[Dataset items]
+===+

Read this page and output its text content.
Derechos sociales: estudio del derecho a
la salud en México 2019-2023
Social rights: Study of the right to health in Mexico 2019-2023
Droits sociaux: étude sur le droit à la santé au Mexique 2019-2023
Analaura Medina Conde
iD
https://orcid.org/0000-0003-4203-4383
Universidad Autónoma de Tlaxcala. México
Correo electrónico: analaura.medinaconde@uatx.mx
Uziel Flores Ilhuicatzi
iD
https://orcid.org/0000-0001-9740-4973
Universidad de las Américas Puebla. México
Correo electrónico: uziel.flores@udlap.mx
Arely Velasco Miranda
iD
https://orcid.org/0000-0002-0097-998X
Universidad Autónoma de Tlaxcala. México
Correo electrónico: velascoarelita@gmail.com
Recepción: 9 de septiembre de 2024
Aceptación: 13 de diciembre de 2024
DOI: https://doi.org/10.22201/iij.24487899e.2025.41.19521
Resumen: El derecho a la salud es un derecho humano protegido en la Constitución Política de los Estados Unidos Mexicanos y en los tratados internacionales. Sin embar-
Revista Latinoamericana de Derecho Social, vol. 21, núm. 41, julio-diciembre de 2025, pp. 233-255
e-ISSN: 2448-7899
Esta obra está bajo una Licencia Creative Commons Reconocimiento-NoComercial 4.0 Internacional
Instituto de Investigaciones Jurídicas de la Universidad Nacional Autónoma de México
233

+===+

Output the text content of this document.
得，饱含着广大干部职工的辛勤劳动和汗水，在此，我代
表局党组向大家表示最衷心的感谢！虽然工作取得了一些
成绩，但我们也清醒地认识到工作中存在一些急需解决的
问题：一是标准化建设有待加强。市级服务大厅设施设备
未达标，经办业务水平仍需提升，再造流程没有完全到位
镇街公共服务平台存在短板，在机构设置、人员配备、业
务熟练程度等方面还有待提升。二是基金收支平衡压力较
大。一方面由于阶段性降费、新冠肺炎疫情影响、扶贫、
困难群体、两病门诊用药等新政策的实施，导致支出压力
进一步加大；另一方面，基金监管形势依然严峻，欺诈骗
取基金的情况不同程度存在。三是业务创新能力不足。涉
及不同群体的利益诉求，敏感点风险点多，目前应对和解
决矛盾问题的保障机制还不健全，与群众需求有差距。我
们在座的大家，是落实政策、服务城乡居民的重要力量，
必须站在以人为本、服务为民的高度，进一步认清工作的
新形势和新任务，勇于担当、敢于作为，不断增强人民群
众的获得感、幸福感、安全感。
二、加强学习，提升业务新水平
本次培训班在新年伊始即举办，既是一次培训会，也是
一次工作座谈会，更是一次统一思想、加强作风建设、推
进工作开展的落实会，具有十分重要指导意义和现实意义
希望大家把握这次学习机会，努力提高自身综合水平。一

+===+

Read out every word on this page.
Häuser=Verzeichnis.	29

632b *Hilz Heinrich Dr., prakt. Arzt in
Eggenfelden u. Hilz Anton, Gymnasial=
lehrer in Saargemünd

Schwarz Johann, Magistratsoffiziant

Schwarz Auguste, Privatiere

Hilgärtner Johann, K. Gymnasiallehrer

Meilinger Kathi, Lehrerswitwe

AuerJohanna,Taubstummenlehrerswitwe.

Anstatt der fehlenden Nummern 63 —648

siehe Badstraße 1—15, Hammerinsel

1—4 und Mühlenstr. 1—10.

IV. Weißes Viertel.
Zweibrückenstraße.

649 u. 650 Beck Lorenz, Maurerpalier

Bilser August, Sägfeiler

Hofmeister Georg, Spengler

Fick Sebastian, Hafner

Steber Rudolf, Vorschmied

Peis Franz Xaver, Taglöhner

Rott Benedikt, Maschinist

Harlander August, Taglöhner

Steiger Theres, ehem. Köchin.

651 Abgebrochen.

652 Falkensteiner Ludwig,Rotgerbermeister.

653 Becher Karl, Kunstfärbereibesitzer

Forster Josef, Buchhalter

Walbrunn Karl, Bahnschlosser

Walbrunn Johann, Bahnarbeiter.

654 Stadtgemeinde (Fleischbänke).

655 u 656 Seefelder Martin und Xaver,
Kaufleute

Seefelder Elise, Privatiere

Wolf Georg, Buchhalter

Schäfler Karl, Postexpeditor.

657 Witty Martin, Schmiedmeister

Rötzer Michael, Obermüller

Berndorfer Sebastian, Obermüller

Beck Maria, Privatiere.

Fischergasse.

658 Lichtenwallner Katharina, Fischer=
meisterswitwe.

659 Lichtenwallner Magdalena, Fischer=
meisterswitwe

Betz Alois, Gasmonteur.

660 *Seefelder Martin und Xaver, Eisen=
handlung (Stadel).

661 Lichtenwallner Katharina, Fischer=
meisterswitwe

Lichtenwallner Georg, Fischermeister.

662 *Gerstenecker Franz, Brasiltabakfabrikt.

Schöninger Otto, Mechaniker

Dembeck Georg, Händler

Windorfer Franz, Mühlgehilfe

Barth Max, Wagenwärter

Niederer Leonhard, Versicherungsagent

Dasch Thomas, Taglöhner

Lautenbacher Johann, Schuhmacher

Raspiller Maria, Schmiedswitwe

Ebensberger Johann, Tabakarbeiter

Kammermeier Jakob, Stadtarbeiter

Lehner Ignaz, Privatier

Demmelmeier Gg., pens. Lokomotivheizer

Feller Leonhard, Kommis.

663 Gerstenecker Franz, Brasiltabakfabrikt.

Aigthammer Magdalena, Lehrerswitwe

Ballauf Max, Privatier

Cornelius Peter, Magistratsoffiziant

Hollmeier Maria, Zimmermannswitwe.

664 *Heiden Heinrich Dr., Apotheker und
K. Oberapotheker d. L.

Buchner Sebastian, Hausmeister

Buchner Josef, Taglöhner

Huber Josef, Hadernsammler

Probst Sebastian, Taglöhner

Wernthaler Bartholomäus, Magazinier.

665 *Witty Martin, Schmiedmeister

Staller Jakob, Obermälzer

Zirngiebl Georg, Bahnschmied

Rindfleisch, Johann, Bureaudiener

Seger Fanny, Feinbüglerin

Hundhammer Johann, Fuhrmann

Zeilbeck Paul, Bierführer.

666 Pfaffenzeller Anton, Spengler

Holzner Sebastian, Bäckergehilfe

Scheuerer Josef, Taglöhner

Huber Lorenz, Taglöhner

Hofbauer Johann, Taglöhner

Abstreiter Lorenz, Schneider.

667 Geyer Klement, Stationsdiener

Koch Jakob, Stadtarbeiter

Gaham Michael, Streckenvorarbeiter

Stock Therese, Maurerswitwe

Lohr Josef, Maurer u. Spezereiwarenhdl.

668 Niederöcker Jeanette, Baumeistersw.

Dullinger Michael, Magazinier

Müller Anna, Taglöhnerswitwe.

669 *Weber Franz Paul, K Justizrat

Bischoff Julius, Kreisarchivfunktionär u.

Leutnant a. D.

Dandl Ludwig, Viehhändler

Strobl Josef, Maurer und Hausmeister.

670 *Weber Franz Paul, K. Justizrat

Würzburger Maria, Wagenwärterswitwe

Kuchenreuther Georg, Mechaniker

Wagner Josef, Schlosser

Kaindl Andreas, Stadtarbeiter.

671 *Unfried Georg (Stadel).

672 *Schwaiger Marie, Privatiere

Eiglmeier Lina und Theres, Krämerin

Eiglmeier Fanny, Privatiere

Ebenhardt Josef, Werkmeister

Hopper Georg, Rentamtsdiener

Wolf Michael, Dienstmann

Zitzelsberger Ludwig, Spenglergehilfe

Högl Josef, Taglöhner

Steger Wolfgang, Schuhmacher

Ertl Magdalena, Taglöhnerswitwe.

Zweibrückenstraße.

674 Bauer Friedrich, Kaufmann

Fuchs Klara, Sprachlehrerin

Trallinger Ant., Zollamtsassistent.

+===+

Go through the entries above and count the lines containing the word "Seefelder"; give only that count.

3